Directions
Take down each entry exactly as written.

Supplied material
───
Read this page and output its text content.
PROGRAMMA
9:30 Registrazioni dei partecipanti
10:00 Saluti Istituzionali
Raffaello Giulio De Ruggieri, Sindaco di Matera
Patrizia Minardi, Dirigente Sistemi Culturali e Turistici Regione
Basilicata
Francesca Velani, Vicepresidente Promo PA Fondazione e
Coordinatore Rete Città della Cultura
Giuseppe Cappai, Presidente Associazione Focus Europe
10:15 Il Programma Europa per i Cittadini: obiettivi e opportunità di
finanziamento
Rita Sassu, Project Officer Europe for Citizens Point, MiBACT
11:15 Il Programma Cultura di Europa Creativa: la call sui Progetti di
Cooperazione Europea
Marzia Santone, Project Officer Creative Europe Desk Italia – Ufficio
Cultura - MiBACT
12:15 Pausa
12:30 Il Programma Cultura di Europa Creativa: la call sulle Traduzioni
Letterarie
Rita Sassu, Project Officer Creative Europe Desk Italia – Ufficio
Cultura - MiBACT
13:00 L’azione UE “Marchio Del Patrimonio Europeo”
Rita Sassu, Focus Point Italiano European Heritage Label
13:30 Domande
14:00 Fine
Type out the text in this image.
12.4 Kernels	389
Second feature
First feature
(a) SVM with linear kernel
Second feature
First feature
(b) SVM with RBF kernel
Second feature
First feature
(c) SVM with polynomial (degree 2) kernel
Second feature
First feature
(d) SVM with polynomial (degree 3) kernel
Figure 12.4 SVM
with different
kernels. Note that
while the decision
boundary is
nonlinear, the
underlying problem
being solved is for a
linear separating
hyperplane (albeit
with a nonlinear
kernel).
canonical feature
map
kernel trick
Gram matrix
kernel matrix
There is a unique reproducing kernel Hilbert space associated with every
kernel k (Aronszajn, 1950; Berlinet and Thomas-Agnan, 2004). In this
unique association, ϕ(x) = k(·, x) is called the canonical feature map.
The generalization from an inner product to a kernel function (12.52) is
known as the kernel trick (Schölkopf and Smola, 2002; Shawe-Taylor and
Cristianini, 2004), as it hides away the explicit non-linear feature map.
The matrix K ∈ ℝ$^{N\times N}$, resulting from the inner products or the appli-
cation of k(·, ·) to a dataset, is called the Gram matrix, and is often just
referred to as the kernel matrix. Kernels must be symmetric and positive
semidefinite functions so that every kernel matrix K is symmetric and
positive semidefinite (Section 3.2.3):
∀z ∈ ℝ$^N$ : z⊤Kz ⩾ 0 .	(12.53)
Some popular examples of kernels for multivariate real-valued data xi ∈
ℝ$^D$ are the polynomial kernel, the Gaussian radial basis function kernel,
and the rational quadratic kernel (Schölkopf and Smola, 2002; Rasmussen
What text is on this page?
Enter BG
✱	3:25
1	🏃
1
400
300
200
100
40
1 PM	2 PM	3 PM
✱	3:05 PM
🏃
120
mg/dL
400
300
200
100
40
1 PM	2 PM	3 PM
───
Output for this task
Read this page and output its text content.
PROGRAMMA
9:30 Registrazioni dei partecipanti
10:00 Saluti Istituzionali
Raffaello Giulio De Ruggieri, Sindaco di Matera
Patrizia Minardi, Dirigente Sistemi Culturali e Turistici Regione
Basilicata
Francesca Velani, Vicepresidente Promo PA Fondazione e
Coordinatore Rete Città della Cultura
Giuseppe Cappai, Presidente Associazione Focus Europe
10:15 Il Programma Europa per i Cittadini: obiettivi e opportunità di
finanziamento
Rita Sassu, Project Officer Europe for Citizens Point, MiBACT
11:15 Il Programma Cultura di Europa Creativa: la call sui Progetti di
Cooperazione Europea
Marzia Santone, Project Officer Creative Europe Desk Italia – Ufficio
Cultura - MiBACT
12:15 Pausa
12:30 Il Programma Cultura di Europa Creativa: la call sulle Traduzioni
Letterarie
Rita Sassu, Project Officer Creative Europe Desk Italia – Ufficio
Cultura - MiBACT
13:00 L’azione UE “Marchio Del Patrimonio Europeo”
Rita Sassu, Focus Point Italiano European Heritage Label
13:30 Domande
14:00 Fine
Type out the text in this image.
12.4 Kernels	389
Second feature
First feature
(a) SVM with linear kernel
Second feature
First feature
(b) SVM with RBF kernel
Second feature
First feature
(c) SVM with polynomial (degree 2) kernel
Second feature
First feature
(d) SVM with polynomial (degree 3) kernel
Figure 12.4 SVM
with different
kernels. Note that
while the decision
boundary is
nonlinear, the
underlying problem
being solved is for a
linear separating
hyperplane (albeit
with a nonlinear
kernel).
canonical feature
map
kernel trick
Gram matrix
kernel matrix
There is a unique reproducing kernel Hilbert space associated with every
kernel k (Aronszajn, 1950; Berlinet and Thomas-Agnan, 2004). In this
unique association, ϕ(x) = k(·, x) is called the canonical feature map.
The generalization from an inner product to a kernel function (12.52) is
known as the kernel trick (Schölkopf and Smola, 2002; Shawe-Taylor and
Cristianini, 2004), as it hides away the explicit non-linear feature map.
The matrix K ∈ ℝ$^{N\times N}$, resulting from the inner products or the appli-
cation of k(·, ·) to a dataset, is called the Gram matrix, and is often just
referred to as the kernel matrix. Kernels must be symmetric and positive
semidefinite functions so that every kernel matrix K is symmetric and
positive semidefinite (Section 3.2.3):
∀z ∈ ℝ$^N$ : z⊤Kz ⩾ 0 .	(12.53)
Some popular examples of kernels for multivariate real-valued data xi ∈
ℝ$^D$ are the polynomial kernel, the Gaussian radial basis function kernel,
and the rational quadratic kernel (Schölkopf and Smola, 2002; Rasmussen
What text is on this page?
Enter BG
✱	3:25
1	🏃
1
400
300
200
100
40
1 PM	2 PM	3 PM
✱	3:05 PM
🏃
120
mg/dL
400
300
200
100
40
1 PM	2 PM	3 PM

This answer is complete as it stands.